Dataset records:
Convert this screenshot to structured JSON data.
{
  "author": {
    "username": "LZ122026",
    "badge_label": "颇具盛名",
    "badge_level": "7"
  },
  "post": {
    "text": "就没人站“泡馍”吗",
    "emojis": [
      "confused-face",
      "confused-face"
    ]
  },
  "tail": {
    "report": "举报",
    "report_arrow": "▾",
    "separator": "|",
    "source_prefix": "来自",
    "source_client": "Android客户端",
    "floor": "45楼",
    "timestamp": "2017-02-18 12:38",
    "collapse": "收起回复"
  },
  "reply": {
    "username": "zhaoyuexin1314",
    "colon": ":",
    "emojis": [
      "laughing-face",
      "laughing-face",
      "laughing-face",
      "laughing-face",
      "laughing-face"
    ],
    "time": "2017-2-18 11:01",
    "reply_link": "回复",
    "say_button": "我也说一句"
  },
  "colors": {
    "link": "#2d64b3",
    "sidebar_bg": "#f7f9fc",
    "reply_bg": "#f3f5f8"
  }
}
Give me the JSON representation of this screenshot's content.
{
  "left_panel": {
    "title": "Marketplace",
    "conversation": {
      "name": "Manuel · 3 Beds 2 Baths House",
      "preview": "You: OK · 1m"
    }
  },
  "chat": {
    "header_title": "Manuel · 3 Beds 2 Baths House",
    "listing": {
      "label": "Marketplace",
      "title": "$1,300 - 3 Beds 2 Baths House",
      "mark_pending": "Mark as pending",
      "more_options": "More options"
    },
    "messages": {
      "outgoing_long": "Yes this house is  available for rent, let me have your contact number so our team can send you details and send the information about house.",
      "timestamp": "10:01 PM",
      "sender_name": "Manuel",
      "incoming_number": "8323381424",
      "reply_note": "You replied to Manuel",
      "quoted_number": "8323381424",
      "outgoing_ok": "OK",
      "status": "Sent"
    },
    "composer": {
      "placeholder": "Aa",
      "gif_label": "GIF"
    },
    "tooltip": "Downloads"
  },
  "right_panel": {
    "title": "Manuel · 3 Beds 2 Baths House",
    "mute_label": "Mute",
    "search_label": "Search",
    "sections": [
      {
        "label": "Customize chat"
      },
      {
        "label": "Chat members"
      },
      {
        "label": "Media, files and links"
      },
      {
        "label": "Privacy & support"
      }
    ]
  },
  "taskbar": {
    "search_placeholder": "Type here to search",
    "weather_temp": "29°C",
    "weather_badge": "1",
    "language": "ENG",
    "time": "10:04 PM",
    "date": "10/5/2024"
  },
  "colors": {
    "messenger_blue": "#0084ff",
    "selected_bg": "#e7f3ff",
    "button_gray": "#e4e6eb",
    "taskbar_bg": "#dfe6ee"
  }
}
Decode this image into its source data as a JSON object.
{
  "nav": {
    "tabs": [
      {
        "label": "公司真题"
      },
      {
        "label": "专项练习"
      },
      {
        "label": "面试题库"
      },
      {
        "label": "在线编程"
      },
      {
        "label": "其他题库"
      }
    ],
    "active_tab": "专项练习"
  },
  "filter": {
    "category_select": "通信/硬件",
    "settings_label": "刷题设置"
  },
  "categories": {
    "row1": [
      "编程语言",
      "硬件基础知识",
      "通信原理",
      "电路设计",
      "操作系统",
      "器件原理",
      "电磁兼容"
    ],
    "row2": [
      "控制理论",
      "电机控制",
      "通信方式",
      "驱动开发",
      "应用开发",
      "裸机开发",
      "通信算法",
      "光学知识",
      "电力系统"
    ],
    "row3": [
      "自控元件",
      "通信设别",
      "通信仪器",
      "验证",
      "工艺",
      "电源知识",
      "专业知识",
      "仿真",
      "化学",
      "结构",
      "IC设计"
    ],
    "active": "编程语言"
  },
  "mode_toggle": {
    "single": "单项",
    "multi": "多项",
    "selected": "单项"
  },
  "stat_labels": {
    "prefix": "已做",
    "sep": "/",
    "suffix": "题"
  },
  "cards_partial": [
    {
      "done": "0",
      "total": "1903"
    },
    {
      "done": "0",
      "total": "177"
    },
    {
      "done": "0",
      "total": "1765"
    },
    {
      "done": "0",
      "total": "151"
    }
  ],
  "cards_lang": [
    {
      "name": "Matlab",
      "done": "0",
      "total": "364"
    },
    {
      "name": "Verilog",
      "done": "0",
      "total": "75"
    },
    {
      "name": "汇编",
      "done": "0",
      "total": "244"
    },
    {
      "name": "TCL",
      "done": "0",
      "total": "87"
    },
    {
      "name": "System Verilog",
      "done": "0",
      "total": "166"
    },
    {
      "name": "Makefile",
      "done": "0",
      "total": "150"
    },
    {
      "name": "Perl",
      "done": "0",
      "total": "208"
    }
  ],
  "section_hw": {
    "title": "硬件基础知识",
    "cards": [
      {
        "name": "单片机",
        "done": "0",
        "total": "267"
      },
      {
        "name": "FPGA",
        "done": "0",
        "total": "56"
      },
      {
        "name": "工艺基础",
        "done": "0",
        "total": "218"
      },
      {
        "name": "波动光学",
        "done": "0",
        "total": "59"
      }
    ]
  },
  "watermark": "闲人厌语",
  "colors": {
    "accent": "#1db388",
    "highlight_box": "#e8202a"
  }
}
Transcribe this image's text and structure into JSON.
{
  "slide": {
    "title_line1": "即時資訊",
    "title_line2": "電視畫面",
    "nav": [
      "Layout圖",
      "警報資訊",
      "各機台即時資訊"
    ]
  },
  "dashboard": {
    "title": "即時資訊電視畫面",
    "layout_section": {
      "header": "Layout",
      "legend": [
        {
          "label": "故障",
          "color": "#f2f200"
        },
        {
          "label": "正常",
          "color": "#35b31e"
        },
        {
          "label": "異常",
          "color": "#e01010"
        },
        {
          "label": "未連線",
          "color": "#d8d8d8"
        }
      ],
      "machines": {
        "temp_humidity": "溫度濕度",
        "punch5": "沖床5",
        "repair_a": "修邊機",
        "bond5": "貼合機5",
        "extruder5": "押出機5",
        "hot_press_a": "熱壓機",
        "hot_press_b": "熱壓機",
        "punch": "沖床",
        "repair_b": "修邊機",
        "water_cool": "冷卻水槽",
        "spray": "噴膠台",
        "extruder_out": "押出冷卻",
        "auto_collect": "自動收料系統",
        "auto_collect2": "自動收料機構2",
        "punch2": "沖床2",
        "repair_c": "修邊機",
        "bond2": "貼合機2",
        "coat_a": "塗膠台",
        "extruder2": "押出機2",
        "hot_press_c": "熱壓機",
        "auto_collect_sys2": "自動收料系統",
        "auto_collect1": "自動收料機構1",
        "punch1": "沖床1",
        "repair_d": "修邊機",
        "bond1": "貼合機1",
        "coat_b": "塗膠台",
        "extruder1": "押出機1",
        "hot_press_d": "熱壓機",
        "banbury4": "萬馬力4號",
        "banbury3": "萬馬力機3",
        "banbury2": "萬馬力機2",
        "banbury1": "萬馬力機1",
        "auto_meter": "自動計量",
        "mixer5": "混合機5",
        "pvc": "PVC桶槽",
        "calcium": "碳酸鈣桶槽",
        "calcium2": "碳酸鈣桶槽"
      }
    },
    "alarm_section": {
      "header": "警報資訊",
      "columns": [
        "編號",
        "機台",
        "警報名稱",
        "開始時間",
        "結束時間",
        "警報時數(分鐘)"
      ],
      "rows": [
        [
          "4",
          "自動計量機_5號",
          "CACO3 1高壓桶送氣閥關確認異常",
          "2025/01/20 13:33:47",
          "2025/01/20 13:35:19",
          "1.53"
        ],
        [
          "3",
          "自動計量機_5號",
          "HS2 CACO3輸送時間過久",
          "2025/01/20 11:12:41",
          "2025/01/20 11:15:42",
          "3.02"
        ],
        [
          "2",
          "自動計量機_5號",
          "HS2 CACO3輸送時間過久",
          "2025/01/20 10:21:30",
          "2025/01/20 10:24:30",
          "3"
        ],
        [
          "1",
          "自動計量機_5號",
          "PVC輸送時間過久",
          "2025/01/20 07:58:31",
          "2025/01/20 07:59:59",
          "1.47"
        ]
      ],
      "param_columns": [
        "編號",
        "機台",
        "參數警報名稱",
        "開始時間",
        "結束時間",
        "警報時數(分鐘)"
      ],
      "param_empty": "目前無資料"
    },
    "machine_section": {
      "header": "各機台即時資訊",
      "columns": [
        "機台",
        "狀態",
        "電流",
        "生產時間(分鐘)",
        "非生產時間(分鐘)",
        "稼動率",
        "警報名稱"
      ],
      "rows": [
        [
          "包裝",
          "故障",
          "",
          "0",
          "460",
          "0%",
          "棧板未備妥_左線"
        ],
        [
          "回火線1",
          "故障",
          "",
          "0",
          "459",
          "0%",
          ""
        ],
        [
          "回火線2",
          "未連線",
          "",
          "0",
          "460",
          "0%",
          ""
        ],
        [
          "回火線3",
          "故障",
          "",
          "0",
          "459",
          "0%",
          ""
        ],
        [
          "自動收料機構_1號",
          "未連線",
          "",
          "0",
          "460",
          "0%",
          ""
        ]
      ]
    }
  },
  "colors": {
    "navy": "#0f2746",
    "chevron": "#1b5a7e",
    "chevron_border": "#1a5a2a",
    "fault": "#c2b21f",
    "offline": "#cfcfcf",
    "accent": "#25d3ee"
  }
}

Task to complete:
Pick out each line containing "text" and report it.

Exercise result:
    "text": "就没人站“泡馍”吗",
Transcribe this image's text and structure into JSON.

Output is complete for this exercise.